## Exercise objective
Omit every picture, then give all the entries again exactly.

Recorded data:

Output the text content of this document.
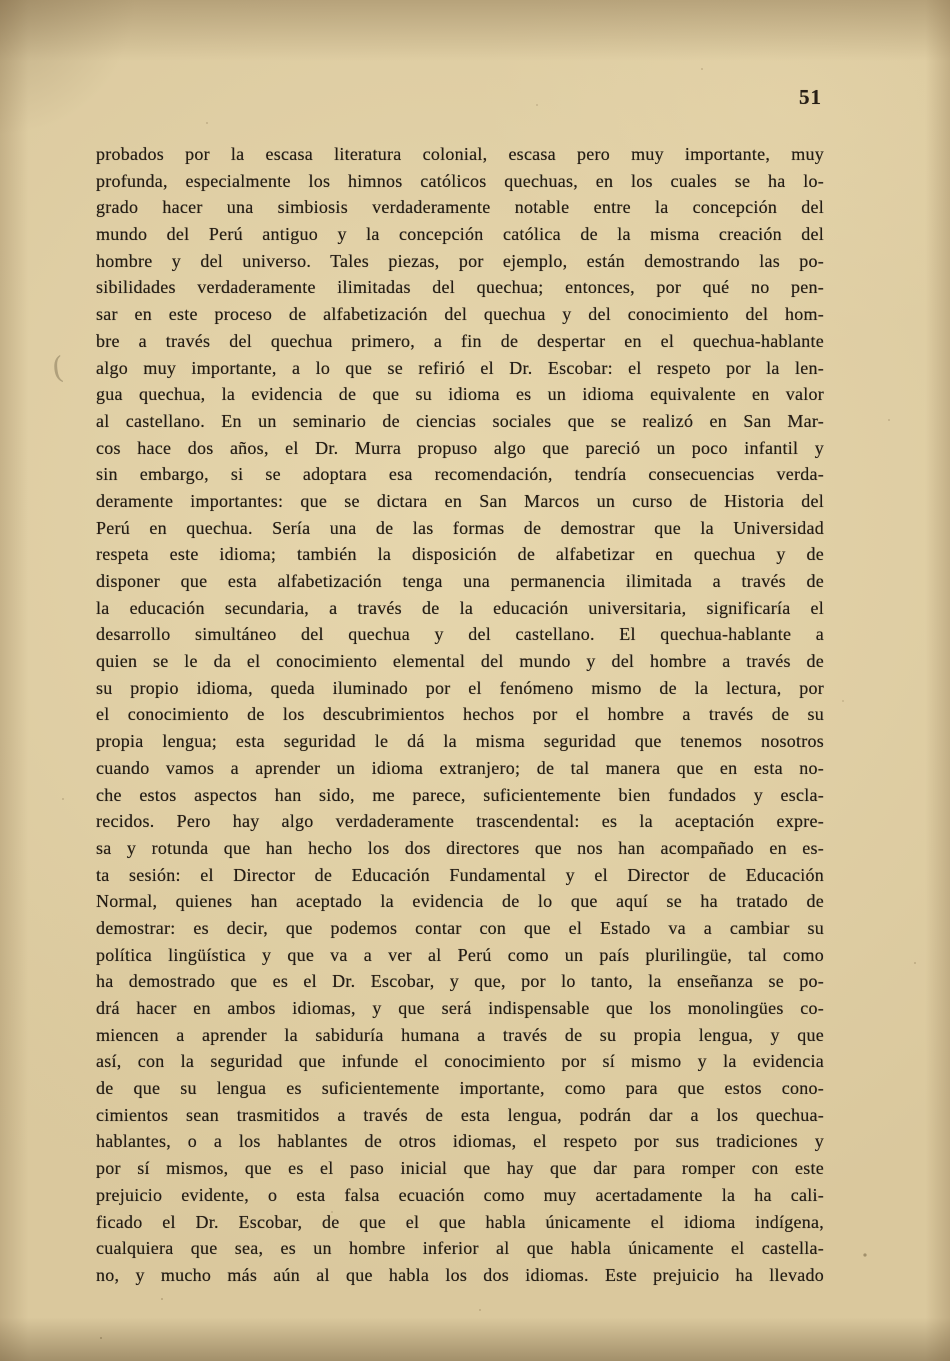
51
(
probados por la escasa literatura colonial, escasa pero muy importante, muy
profunda, especialmente los himnos católicos quechuas, en los cuales se ha lo-
grado hacer una simbiosis verdaderamente notable entre la concepción del
mundo del Perú antiguo y la concepción católica de la misma creación del
hombre y del universo. Tales piezas, por ejemplo, están demostrando las po-
sibilidades verdaderamente ilimitadas del quechua; entonces, por qué no pen-
sar en este proceso de alfabetización del quechua y del conocimiento del hom-
bre a través del quechua primero, a fin de despertar en el quechua-hablante
algo muy importante, a lo que se refirió el Dr. Escobar: el respeto por la len-
gua quechua, la evidencia de que su idioma es un idioma equivalente en valor
al castellano. En un seminario de ciencias sociales que se realizó en San Mar-
cos hace dos años, el Dr. Murra propuso algo que pareció un poco infantil y
sin embargo, si se adoptara esa recomendación, tendría consecuencias verda-
deramente importantes: que se dictara en San Marcos un curso de Historia del
Perú en quechua. Sería una de las formas de demostrar que la Universidad
respeta este idioma; también la disposición de alfabetizar en quechua y de
disponer que esta alfabetización tenga una permanencia ilimitada a través de
la educación secundaria, a través de la educación universitaria, significaría el
desarrollo simultáneo del quechua y del castellano. El quechua-hablante a
quien se le da el conocimiento elemental del mundo y del hombre a través de
su propio idioma, queda iluminado por el fenómeno mismo de la lectura, por
el conocimiento de los descubrimientos hechos por el hombre a través de su
propia lengua; esta seguridad le dá la misma seguridad que tenemos nosotros
cuando vamos a aprender un idioma extranjero; de tal manera que en esta no-
che estos aspectos han sido, me parece, suficientemente bien fundados y escla-
recidos. Pero hay algo verdaderamente trascendental: es la aceptación expre-
sa y rotunda que han hecho los dos directores que nos han acompañado en es-
ta sesión: el Director de Educación Fundamental y el Director de Educación
Normal, quienes han aceptado la evidencia de lo que aquí se ha tratado de
demostrar: es decir, que podemos contar con que el Estado va a cambiar su
política lingüística y que va a ver al Perú como un país plurilingüe, tal como
ha demostrado que es el Dr. Escobar, y que, por lo tanto, la enseñanza se po-
drá hacer en ambos idiomas, y que será indispensable que los monolingües co-
miencen a aprender la sabiduría humana a través de su propia lengua, y que
así, con la seguridad que infunde el conocimiento por sí mismo y la evidencia
de que su lengua es suficientemente importante, como para que estos cono-
cimientos sean trasmitidos a través de esta lengua, podrán dar a los quechua-
hablantes, o a los hablantes de otros idiomas, el respeto por sus tradiciones y
por sí mismos, que es el paso inicial que hay que dar para romper con este
prejuicio evidente, o esta falsa ecuación como muy acertadamente la ha cali-
ficado el Dr. Escobar, de que el que habla únicamente el idioma indígena,
cualquiera que sea, es un hombre inferior al que habla únicamente el castella-
no, y mucho más aún al que habla los dos idiomas. Este prejuicio ha llevado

## Final answer
Output the text content of this document.
51
(
probados por la escasa literatura colonial, escasa pero muy importante, muy
profunda, especialmente los himnos católicos quechuas, en los cuales se ha lo-
grado hacer una simbiosis verdaderamente notable entre la concepción del
mundo del Perú antiguo y la concepción católica de la misma creación del
hombre y del universo. Tales piezas, por ejemplo, están demostrando las po-
sibilidades verdaderamente ilimitadas del quechua; entonces, por qué no pen-
sar en este proceso de alfabetización del quechua y del conocimiento del hom-
bre a través del quechua primero, a fin de despertar en el quechua-hablante
algo muy importante, a lo que se refirió el Dr. Escobar: el respeto por la len-
gua quechua, la evidencia de que su idioma es un idioma equivalente en valor
al castellano. En un seminario de ciencias sociales que se realizó en San Mar-
cos hace dos años, el Dr. Murra propuso algo que pareció un poco infantil y
sin embargo, si se adoptara esa recomendación, tendría consecuencias verda-
deramente importantes: que se dictara en San Marcos un curso de Historia del
Perú en quechua. Sería una de las formas de demostrar que la Universidad
respeta este idioma; también la disposición de alfabetizar en quechua y de
disponer que esta alfabetización tenga una permanencia ilimitada a través de
la educación secundaria, a través de la educación universitaria, significaría el
desarrollo simultáneo del quechua y del castellano. El quechua-hablante a
quien se le da el conocimiento elemental del mundo y del hombre a través de
su propio idioma, queda iluminado por el fenómeno mismo de la lectura, por
el conocimiento de los descubrimientos hechos por el hombre a través de su
propia lengua; esta seguridad le dá la misma seguridad que tenemos nosotros
cuando vamos a aprender un idioma extranjero; de tal manera que en esta no-
che estos aspectos han sido, me parece, suficientemente bien fundados y escla-
recidos. Pero hay algo verdaderamente trascendental: es la aceptación expre-
sa y rotunda que han hecho los dos directores que nos han acompañado en es-
ta sesión: el Director de Educación Fundamental y el Director de Educación
Normal, quienes han aceptado la evidencia de lo que aquí se ha tratado de
demostrar: es decir, que podemos contar con que el Estado va a cambiar su
política lingüística y que va a ver al Perú como un país plurilingüe, tal como
ha demostrado que es el Dr. Escobar, y que, por lo tanto, la enseñanza se po-
drá hacer en ambos idiomas, y que será indispensable que los monolingües co-
miencen a aprender la sabiduría humana a través de su propia lengua, y que
así, con la seguridad que infunde el conocimiento por sí mismo y la evidencia
de que su lengua es suficientemente importante, como para que estos cono-
cimientos sean trasmitidos a través de esta lengua, podrán dar a los quechua-
hablantes, o a los hablantes de otros idiomas, el respeto por sus tradiciones y
por sí mismos, que es el paso inicial que hay que dar para romper con este
prejuicio evidente, o esta falsa ecuación como muy acertadamente la ha cali-
ficado el Dr. Escobar, de que el que habla únicamente el idioma indígena,
cualquiera que sea, es un hombre inferior al que habla únicamente el castella-
no, y mucho más aún al que habla los dos idiomas. Este prejuicio ha llevado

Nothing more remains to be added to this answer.